> **What you should do**:
Reproduce the records below in full and word for word, excluding pictures.

------------------------

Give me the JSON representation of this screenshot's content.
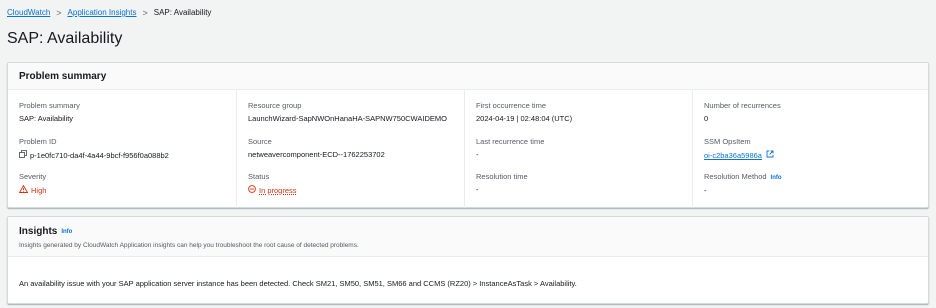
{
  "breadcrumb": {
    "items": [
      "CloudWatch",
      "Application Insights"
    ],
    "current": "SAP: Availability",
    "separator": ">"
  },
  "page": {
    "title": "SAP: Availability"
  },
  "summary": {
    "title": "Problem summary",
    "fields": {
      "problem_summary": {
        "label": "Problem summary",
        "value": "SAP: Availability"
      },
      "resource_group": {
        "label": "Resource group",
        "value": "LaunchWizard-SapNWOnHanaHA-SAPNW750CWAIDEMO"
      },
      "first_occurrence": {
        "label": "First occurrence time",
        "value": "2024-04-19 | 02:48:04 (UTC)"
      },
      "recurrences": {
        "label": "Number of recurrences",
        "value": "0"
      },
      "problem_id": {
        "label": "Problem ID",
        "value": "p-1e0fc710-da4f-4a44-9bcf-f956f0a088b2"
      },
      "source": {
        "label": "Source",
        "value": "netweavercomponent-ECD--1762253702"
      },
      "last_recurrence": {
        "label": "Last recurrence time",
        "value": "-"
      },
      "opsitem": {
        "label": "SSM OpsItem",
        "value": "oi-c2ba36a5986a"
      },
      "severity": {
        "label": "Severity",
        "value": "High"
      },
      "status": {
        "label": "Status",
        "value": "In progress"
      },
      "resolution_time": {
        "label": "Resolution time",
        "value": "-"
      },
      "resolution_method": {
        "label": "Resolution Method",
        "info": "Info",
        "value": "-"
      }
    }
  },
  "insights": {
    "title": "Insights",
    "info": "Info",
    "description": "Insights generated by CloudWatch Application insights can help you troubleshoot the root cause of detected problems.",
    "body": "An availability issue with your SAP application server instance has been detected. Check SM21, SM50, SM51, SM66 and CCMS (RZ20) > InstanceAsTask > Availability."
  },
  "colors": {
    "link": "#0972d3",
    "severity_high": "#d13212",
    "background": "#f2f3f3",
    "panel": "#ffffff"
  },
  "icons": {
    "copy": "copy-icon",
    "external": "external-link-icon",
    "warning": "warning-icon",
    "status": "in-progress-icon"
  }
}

------------------------

> **Solved exercise**:
Give me the JSON representation of this screenshot's content.
{
  "breadcrumb": {
    "items": [
      "CloudWatch",
      "Application Insights"
    ],
    "current": "SAP: Availability",
    "separator": ">"
  },
  "page": {
    "title": "SAP: Availability"
  },
  "summary": {
    "title": "Problem summary",
    "fields": {
      "problem_summary": {
        "label": "Problem summary",
        "value": "SAP: Availability"
      },
      "resource_group": {
        "label": "Resource group",
        "value": "LaunchWizard-SapNWOnHanaHA-SAPNW750CWAIDEMO"
      },
      "first_occurrence": {
        "label": "First occurrence time",
        "value": "2024-04-19 | 02:48:04 (UTC)"
      },
      "recurrences": {
        "label": "Number of recurrences",
        "value": "0"
      },
      "problem_id": {
        "label": "Problem ID",
        "value": "p-1e0fc710-da4f-4a44-9bcf-f956f0a088b2"
      },
      "source": {
        "label": "Source",
        "value": "netweavercomponent-ECD--1762253702"
      },
      "last_recurrence": {
        "label": "Last recurrence time",
        "value": "-"
      },
      "opsitem": {
        "label": "SSM OpsItem",
        "value": "oi-c2ba36a5986a"
      },
      "severity": {
        "label": "Severity",
        "value": "High"
      },
      "status": {
        "label": "Status",
        "value": "In progress"
      },
      "resolution_time": {
        "label": "Resolution time",
        "value": "-"
      },
      "resolution_method": {
        "label": "Resolution Method",
        "info": "Info",
        "value": "-"
      }
    }
  },
  "insights": {
    "title": "Insights",
    "info": "Info",
    "description": "Insights generated by CloudWatch Application insights can help you troubleshoot the root cause of detected problems.",
    "body": "An availability issue with your SAP application server instance has been detected. Check SM21, SM50, SM51, SM66 and CCMS (RZ20) > InstanceAsTask > Availability."
  },
  "colors": {
    "link": "#0972d3",
    "severity_high": "#d13212",
    "background": "#f2f3f3",
    "panel": "#ffffff"
  },
  "icons": {
    "copy": "copy-icon",
    "external": "external-link-icon",
    "warning": "warning-icon",
    "status": "in-progress-icon"
  }
}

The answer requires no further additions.